=== PASSAGE SHOWN ===

--

A bit detailed info about memory combining in Win10

Discussion in 'Operating Systems' started by mbk1969, Jan 29, 2018.

  1. mbk1969

    mbk1969 Ancient Guru

    Likes Received:
    GF RTX 4070
    From "Windows Internals" Seventh Edition:

    Memory combining

    The memory manager uses several mechanisms in an attempt to save as much RAM as possible, such as sharing pages for images, copy-on-write for data pages, and compression. In this section, we’ll take a look at yet another such mechanism called memory combining.

    The general idea is simple: Find duplicates of pages in RAM and combine them into one, thus removing the rest of the duplicates. Clearly there are a few issues to resolve:
    • What are the “best” pages to use as candidates for combining?
    • When is it appropriate to initiate memory combining?
    • Should combining be targeted at a particular process, a memory partition, or the entire system?
    • How can the combining process be made quick so it does not adversely impact normally executing code?
    • If a writeable combined page is later modified by one of its clients, how would it get a private copy?
    We’ll answer these questions throughout this section, starting with the last. The copy-on-write mechanism is used here: as long as a combined page is not written to, do nothing. If a process tries to write to the page, make a private copy for the writing process, and remove the copy-on-write flag for that newly allocated private page.

    Note Page combining can be disabled by setting a DWORD value named DisablePageCombining to 1 in the "HKLM\System\CurrentControlSet\Control\Session Manager\Memory Management" registry key.

    The memory manager’s initialization routine, MmInitSystem, creates the system partition. Within the MI_PARTITION structure that describes a partition lies an array of 16 AVL trees that identify the duplicated pages. The array is sorted by the last 4 bits of a combined page CRC value. We’ll see in a moment how this fits into the algorithm.

    Two special page types are called common pages. One includes an all zero bytes, and the other includes an all one bits (filled with the byte 0xFF); their CRC is calculated just once and stored. Such pages can easily be identified when scanning pages’ contents.

--

(Stored entries)

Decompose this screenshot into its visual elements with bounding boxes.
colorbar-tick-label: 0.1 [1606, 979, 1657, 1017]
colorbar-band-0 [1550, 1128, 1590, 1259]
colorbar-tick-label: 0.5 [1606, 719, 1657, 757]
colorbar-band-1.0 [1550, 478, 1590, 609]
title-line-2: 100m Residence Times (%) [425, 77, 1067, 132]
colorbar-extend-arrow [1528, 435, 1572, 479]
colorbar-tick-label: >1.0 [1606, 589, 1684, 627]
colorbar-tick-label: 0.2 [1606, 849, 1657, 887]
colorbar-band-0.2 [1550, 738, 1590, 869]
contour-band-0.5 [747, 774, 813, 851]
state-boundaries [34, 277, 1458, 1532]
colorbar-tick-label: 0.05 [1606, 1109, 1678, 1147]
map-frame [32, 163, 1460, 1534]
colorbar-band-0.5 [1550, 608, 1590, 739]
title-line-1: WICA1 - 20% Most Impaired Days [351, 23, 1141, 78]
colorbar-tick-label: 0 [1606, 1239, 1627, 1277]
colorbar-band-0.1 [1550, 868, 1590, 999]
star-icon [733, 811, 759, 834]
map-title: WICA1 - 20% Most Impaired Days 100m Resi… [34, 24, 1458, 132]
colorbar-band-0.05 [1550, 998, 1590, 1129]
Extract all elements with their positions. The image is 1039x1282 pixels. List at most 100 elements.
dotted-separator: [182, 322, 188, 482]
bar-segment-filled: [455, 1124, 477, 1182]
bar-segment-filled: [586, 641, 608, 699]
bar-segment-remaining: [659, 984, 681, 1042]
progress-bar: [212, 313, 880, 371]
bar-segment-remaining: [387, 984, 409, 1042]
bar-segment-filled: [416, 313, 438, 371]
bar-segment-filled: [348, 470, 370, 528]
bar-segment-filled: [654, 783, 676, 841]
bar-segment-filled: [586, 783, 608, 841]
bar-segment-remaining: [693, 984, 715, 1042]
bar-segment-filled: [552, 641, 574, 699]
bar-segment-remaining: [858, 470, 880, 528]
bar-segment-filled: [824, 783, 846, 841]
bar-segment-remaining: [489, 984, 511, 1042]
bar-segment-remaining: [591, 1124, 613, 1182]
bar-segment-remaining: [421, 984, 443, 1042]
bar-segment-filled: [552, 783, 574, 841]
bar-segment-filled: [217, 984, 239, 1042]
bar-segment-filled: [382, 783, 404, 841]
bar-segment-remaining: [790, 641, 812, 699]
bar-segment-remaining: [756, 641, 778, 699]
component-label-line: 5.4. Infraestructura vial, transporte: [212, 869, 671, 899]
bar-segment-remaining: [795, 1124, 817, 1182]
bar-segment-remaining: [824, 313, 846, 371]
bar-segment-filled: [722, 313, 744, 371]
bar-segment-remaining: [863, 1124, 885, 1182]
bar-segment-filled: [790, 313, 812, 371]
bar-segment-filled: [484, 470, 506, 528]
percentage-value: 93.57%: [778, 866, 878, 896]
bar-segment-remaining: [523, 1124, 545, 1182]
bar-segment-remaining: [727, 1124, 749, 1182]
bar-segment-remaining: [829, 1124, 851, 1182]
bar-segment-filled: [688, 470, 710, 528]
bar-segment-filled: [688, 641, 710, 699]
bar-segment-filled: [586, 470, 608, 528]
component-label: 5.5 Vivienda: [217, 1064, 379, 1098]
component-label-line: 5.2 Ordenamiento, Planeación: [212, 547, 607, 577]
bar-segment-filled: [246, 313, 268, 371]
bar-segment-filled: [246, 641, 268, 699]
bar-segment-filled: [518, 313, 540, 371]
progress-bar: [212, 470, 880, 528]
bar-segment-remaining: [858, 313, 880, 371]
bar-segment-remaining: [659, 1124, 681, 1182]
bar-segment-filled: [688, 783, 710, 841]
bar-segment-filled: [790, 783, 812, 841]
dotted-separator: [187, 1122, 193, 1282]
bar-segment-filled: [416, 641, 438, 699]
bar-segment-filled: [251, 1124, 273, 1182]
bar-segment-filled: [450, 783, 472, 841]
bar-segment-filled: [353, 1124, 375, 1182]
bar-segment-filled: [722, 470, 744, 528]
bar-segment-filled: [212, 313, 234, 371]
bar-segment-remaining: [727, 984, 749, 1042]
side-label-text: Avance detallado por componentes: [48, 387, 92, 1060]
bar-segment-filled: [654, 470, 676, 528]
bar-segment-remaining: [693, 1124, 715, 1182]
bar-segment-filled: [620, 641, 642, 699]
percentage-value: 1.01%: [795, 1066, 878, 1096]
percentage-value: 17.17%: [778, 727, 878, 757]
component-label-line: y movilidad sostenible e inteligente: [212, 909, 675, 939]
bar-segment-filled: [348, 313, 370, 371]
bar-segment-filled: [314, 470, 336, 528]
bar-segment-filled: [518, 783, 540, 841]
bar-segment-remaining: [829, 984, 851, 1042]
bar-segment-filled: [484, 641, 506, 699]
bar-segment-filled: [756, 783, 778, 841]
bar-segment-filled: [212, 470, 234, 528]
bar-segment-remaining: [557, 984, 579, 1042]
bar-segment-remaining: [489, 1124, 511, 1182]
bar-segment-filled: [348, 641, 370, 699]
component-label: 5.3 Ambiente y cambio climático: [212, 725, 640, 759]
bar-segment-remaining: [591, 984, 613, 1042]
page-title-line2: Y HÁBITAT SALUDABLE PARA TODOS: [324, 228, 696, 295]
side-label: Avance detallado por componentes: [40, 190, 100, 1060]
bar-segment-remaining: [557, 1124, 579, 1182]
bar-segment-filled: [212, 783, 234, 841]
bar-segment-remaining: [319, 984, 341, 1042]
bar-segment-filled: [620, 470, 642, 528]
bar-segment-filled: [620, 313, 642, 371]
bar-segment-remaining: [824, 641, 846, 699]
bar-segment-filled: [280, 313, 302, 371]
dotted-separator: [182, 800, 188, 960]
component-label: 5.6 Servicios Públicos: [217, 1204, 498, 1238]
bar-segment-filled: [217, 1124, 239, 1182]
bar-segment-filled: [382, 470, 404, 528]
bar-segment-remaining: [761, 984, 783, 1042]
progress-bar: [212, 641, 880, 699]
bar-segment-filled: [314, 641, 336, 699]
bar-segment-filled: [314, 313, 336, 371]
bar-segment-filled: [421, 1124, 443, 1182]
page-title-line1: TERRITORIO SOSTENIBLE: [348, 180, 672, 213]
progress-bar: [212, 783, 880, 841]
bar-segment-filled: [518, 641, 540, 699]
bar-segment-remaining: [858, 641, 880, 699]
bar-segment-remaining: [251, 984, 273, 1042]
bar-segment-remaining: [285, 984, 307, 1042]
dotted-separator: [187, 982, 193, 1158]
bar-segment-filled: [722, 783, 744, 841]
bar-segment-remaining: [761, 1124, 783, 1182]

--

=== TASK REQUIREMENTS ===
Carry on the passage about memory combining in Windows 10, beginning right after its final sentence.

=== TASK OUTPUT ===
    To initiate memory combining, the NtSetSystemInformation native API is called with the System-CombinePhysicalMemoryInformation system information class. The caller must have the SeProfile-SingleProcessPrivilege in its token, normally granted to the local administrators group. The argument to the API provides the following options through a combination of flags:
    • Perform memory combining on the entire (system) partition or just the current process.
    • Search for common pages (all zeros or all ones) to combine only, or any duplicate pages regardless of content.
    The input structure also provides an optional event handle that can be passed in, and if signaled (by another thread), will abort the page combining. Currently, the Superfetch service has a special thread, running in low priority (4) that initiates memory combining for the entire system partition when the user is away, or if the user is busy, every 15 minutes.

    In the Creators Update, if the amount of physical memory is higher than 3.5 GB (3584 MB), most built-in Svchost-ed services host a single service in each Svchost process. This creates dozens of processes out of the box but removes the likelihood of one service affecting another (either because of some instability or security issues). In this scenario, the Service Control Manager (SCM) uses a new option of the memory combining API, and initiates page combining in each of the Svchost processes every three minutes by utilizing a thread pool timer running with base priority of 6 (ScPerformPage-CombineOnServiceImages routine). The rationale is to try to reduce RAM consumption that may be higher than with fewer Svchost instances. Note that non-Svchost services are not page combined, nor are services running with per-user or private user accounts.

    The MiCombineIdenticalPages routine is the actual entry point to the page combining process. For each NUMA node of the memory partition, it allocates and stores a list of pages with their CRC inside the page combing support (PCS) structure, which is the one managing all the needed information for the page combining operation. (That’s the one holding the AVL trees array mentioned earlier.) The requesting thread is the one doing the work; it should run on CPUs belonging to the current NUMA node, and its affinity is modified accordingly if needed. We’ll divide the memory combining algorithm into three stages to simplify the explanation: search, classification, and page sharing. The following sections assume that a complete page combining is requested (rather than for the current process) and for all pages (not just the common pages); the other cases are similar in principle, and somewhat simpler.

    The search phase
    The goal of this initial stage is to calculate the CRC of all the physical pages. The algorithm analyses each physical page that belongs to the active, modified, or standby list, skipping the zeroed and free pages (since they are effectively unused).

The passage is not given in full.